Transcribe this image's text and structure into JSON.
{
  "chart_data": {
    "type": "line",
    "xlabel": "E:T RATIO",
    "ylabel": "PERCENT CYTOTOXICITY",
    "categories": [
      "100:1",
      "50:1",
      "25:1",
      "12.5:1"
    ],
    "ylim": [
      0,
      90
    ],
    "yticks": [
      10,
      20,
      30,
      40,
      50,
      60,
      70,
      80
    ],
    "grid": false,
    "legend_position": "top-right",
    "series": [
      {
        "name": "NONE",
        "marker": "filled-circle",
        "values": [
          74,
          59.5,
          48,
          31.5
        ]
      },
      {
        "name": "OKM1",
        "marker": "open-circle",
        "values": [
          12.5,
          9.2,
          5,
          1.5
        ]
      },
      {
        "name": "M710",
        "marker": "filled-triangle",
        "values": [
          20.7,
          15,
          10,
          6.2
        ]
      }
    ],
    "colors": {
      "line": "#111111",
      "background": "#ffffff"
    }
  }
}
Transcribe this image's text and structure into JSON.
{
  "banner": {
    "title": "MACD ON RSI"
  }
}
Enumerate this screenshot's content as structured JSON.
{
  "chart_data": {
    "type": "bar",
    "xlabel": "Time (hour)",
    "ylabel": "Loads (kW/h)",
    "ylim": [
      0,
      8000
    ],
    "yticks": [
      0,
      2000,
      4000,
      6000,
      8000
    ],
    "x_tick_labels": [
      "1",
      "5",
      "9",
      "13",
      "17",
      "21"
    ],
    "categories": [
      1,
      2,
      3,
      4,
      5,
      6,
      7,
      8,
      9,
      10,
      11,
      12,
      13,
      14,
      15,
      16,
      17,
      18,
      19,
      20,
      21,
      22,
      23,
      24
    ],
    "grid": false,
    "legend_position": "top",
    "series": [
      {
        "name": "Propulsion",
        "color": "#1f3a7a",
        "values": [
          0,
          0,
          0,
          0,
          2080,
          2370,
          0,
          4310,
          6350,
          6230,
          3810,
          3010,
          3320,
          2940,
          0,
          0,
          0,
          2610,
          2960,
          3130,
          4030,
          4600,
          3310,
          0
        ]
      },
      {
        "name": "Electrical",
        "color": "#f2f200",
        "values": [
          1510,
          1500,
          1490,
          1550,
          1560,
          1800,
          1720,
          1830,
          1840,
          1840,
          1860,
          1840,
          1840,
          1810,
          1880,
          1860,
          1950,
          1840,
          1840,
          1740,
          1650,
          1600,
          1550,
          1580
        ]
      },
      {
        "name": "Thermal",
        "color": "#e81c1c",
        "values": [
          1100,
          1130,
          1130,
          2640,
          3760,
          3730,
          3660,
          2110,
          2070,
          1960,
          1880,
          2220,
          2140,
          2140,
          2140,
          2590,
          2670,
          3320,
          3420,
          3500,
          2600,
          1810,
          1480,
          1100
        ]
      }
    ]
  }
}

◆ Work to do
Recopy the entries above in their entirety, exactly.

◆ Solution to this exercise
Transcribe this image's text and structure into JSON.
{
  "chart_data": {
    "type": "line",
    "xlabel": "E:T RATIO",
    "ylabel": "PERCENT CYTOTOXICITY",
    "categories": [
      "100:1",
      "50:1",
      "25:1",
      "12.5:1"
    ],
    "ylim": [
      0,
      90
    ],
    "yticks": [
      10,
      20,
      30,
      40,
      50,
      60,
      70,
      80
    ],
    "grid": false,
    "legend_position": "top-right",
    "series": [
      {
        "name": "NONE",
        "marker": "filled-circle",
        "values": [
          74,
          59.5,
          48,
          31.5
        ]
      },
      {
        "name": "OKM1",
        "marker": "open-circle",
        "values": [
          12.5,
          9.2,
          5,
          1.5
        ]
      },
      {
        "name": "M710",
        "marker": "filled-triangle",
        "values": [
          20.7,
          15,
          10,
          6.2
        ]
      }
    ],
    "colors": {
      "line": "#111111",
      "background": "#ffffff"
    }
  }
}
Transcribe this image's text and structure into JSON.
{
  "banner": {
    "title": "MACD ON RSI"
  }
}
Enumerate this screenshot's content as structured JSON.
{
  "chart_data": {
    "type": "bar",
    "xlabel": "Time (hour)",
    "ylabel": "Loads (kW/h)",
    "ylim": [
      0,
      8000
    ],
    "yticks": [
      0,
      2000,
      4000,
      6000,
      8000
    ],
    "x_tick_labels": [
      "1",
      "5",
      "9",
      "13",
      "17",
      "21"
    ],
    "categories": [
      1,
      2,
      3,
      4,
      5,
      6,
      7,
      8,
      9,
      10,
      11,
      12,
      13,
      14,
      15,
      16,
      17,
      18,
      19,
      20,
      21,
      22,
      23,
      24
    ],
    "grid": false,
    "legend_position": "top",
    "series": [
      {
        "name": "Propulsion",
        "color": "#1f3a7a",
        "values": [
          0,
          0,
          0,
          0,
          2080,
          2370,
          0,
          4310,
          6350,
          6230,
          3810,
          3010,
          3320,
          2940,
          0,
          0,
          0,
          2610,
          2960,
          3130,
          4030,
          4600,
          3310,
          0
        ]
      },
      {
        "name": "Electrical",
        "color": "#f2f200",
        "values": [
          1510,
          1500,
          1490,
          1550,
          1560,
          1800,
          1720,
          1830,
          1840,
          1840,
          1860,
          1840,
          1840,
          1810,
          1880,
          1860,
          1950,
          1840,
          1840,
          1740,
          1650,
          1600,
          1550,
          1580
        ]
      },
      {
        "name": "Thermal",
        "color": "#e81c1c",
        "values": [
          1100,
          1130,
          1130,
          2640,
          3760,
          3730,
          3660,
          2110,
          2070,
          1960,
          1880,
          2220,
          2140,
          2140,
          2140,
          2590,
          2670,
          3320,
          3420,
          3500,
          2600,
          1810,
          1480,
          1100
        ]
      }
    ]
  }
}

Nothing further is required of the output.